Given exercise:
Repeat the listing word for word. No pictures belong in the copy.

----

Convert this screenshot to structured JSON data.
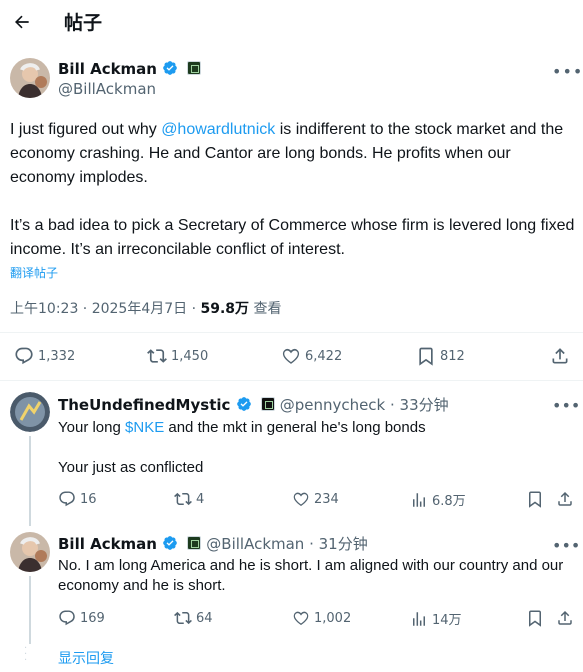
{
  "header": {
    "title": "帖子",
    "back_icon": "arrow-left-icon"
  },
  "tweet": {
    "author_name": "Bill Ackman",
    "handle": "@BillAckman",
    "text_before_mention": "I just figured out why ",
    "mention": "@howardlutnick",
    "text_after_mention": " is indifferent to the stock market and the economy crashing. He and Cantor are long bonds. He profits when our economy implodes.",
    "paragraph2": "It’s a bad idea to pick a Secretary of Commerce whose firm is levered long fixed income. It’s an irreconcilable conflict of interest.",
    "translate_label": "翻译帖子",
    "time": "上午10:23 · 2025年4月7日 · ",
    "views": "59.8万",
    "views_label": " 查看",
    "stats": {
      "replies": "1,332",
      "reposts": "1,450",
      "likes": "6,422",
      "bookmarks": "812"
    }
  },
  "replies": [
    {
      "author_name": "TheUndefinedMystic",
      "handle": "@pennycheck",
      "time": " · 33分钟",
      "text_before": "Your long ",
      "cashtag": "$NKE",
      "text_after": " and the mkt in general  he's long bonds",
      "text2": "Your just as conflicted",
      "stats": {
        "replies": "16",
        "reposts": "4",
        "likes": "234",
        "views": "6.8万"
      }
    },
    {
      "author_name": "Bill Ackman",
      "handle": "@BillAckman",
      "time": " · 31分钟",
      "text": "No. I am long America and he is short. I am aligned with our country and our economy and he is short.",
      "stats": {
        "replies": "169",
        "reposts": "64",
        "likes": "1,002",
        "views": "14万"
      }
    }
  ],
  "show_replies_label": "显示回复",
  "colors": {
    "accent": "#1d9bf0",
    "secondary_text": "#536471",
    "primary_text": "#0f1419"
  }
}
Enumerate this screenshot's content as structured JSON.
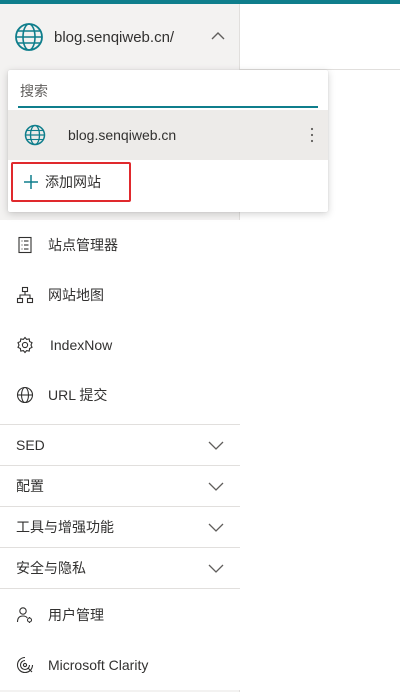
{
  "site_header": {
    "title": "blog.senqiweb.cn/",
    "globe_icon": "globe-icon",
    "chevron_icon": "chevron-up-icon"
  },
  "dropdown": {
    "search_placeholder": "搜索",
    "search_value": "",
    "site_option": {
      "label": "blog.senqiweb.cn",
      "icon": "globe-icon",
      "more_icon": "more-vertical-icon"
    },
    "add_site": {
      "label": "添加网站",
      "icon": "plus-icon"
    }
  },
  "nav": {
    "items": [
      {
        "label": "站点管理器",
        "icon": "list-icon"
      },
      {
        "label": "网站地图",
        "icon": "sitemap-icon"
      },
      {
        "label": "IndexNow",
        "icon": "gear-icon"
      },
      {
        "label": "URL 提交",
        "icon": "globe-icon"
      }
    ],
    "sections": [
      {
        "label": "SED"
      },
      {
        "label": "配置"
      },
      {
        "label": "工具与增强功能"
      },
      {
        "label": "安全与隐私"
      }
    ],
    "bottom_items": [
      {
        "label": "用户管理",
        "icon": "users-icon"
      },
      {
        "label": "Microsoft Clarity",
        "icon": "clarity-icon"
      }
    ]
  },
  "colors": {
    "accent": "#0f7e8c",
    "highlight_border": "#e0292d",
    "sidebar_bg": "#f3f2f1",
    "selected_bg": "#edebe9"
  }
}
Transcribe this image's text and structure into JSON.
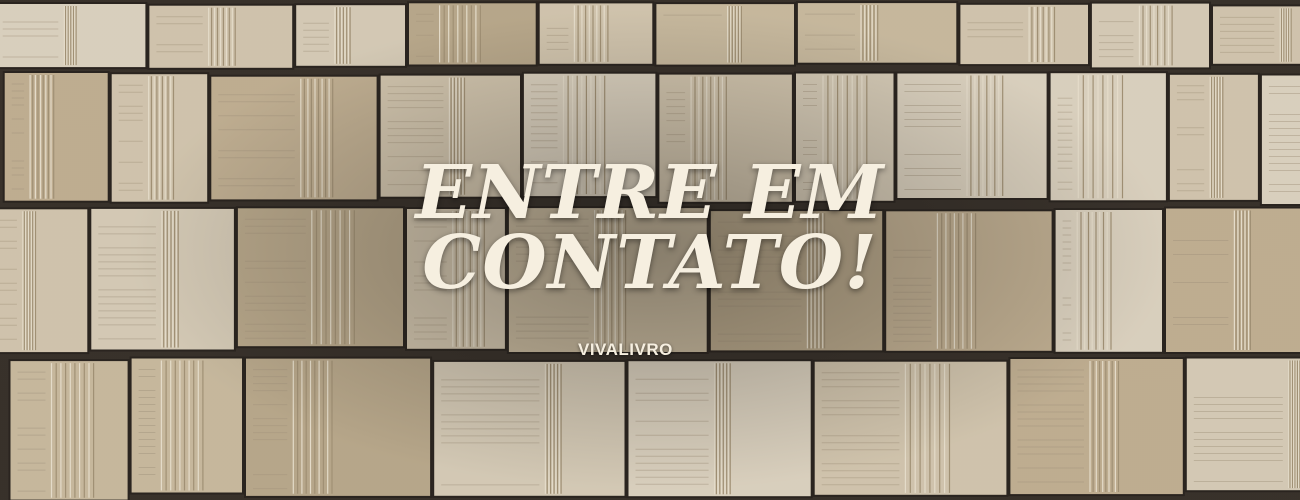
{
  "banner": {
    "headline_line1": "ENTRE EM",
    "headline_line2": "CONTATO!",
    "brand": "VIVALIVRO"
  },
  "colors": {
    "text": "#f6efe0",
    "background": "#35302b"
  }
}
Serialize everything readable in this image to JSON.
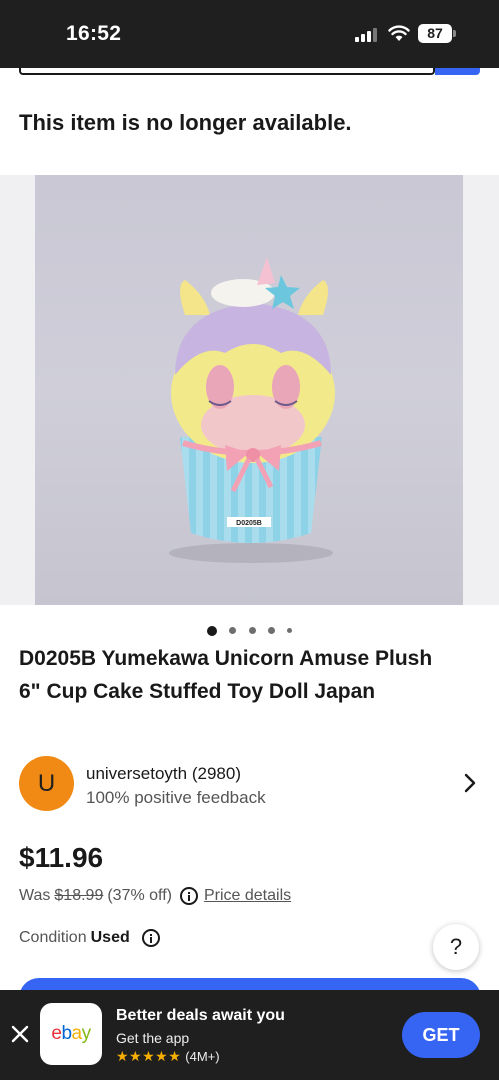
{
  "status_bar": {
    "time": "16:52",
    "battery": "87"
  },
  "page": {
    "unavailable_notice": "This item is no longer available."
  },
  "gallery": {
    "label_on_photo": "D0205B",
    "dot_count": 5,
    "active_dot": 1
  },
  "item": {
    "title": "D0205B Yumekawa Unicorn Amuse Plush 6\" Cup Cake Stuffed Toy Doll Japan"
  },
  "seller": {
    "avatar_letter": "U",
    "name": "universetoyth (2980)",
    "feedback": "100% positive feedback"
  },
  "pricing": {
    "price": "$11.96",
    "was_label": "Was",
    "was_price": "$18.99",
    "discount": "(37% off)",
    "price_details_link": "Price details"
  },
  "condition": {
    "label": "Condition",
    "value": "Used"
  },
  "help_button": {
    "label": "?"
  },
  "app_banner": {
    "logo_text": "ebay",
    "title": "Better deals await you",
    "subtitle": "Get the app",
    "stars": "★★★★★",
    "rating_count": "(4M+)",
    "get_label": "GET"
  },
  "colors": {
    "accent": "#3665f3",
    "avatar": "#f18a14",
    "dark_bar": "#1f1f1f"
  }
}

----

Solution to the problem:
Convert this screenshot to structured JSON data.
{
  "header": {
    "title": "帖子",
    "back_icon": "arrow-left-icon"
  },
  "tweet": {
    "author_name": "Bill Ackman",
    "handle": "@BillAckman",
    "text_before_mention": "I just figured out why ",
    "mention": "@howardlutnick",
    "text_after_mention": " is indifferent to the stock market and the economy crashing. He and Cantor are long bonds. He profits when our economy implodes.",
    "paragraph2": "It’s a bad idea to pick a Secretary of Commerce whose firm is levered long fixed income. It’s an irreconcilable conflict of interest.",
    "translate_label": "翻译帖子",
    "time": "上午10:23 · 2025年4月7日 · ",
    "views": "59.8万",
    "views_label": " 查看",
    "stats": {
      "replies": "1,332",
      "reposts": "1,450",
      "likes": "6,422",
      "bookmarks": "812"
    }
  },
  "replies": [
    {
      "author_name": "TheUndefinedMystic",
      "handle": "@pennycheck",
      "time": " · 33分钟",
      "text_before": "Your long ",
      "cashtag": "$NKE",
      "text_after": " and the mkt in general  he's long bonds",
      "text2": "Your just as conflicted",
      "stats": {
        "replies": "16",
        "reposts": "4",
        "likes": "234",
        "views": "6.8万"
      }
    },
    {
      "author_name": "Bill Ackman",
      "handle": "@BillAckman",
      "time": " · 31分钟",
      "text": "No. I am long America and he is short. I am aligned with our country and our economy and he is short.",
      "stats": {
        "replies": "169",
        "reposts": "64",
        "likes": "1,002",
        "views": "14万"
      }
    }
  ],
  "show_replies_label": "显示回复",
  "colors": {
    "accent": "#1d9bf0",
    "secondary_text": "#536471",
    "primary_text": "#0f1419"
  }
}
Enumerate this screenshot's content as structured JSON.
{
  "site_header": {
    "title": "blog.senqiweb.cn/",
    "globe_icon": "globe-icon",
    "chevron_icon": "chevron-up-icon"
  },
  "dropdown": {
    "search_placeholder": "搜索",
    "search_value": "",
    "site_option": {
      "label": "blog.senqiweb.cn",
      "icon": "globe-icon",
      "more_icon": "more-vertical-icon"
    },
    "add_site": {
      "label": "添加网站",
      "icon": "plus-icon"
    }
  },
  "nav": {
    "items": [
      {
        "label": "站点管理器",
        "icon": "list-icon"
      },
      {
        "label": "网站地图",
        "icon": "sitemap-icon"
      },
      {
        "label": "IndexNow",
        "icon": "gear-icon"
      },
      {
        "label": "URL 提交",
        "icon": "globe-icon"
      }
    ],
    "sections": [
      {
        "label": "SED"
      },
      {
        "label": "配置"
      },
      {
        "label": "工具与增强功能"
      },
      {
        "label": "安全与隐私"
      }
    ],
    "bottom_items": [
      {
        "label": "用户管理",
        "icon": "users-icon"
      },
      {
        "label": "Microsoft Clarity",
        "icon": "clarity-icon"
      }
    ]
  },
  "colors": {
    "accent": "#0f7e8c",
    "highlight_border": "#e0292d",
    "sidebar_bg": "#f3f2f1",
    "selected_bg": "#edebe9"
  }
}
Transcribe this image's text and structure into JSON.
{
  "banner": {
    "headline_line1": "ENTRE EM",
    "headline_line2": "CONTATO!",
    "brand": "VIVALIVRO"
  },
  "colors": {
    "text": "#f6efe0",
    "background": "#35302b"
  }
}
Serialize everything readable in this image to JSON.
{
  "status_bar": {
    "time": "16:52",
    "battery": "87"
  },
  "page": {
    "unavailable_notice": "This item is no longer available."
  },
  "gallery": {
    "label_on_photo": "D0205B",
    "dot_count": 5,
    "active_dot": 1
  },
  "item": {
    "title": "D0205B Yumekawa Unicorn Amuse Plush 6\" Cup Cake Stuffed Toy Doll Japan"
  },
  "seller": {
    "avatar_letter": "U",
    "name": "universetoyth (2980)",
    "feedback": "100% positive feedback"
  },
  "pricing": {
    "price": "$11.96",
    "was_label": "Was",
    "was_price": "$18.99",
    "discount": "(37% off)",
    "price_details_link": "Price details"
  },
  "condition": {
    "label": "Condition",
    "value": "Used"
  },
  "help_button": {
    "label": "?"
  },
  "app_banner": {
    "logo_text": "ebay",
    "title": "Better deals await you",
    "subtitle": "Get the app",
    "stars": "★★★★★",
    "rating_count": "(4M+)",
    "get_label": "GET"
  },
  "colors": {
    "accent": "#3665f3",
    "avatar": "#f18a14",
    "dark_bar": "#1f1f1f"
  }
}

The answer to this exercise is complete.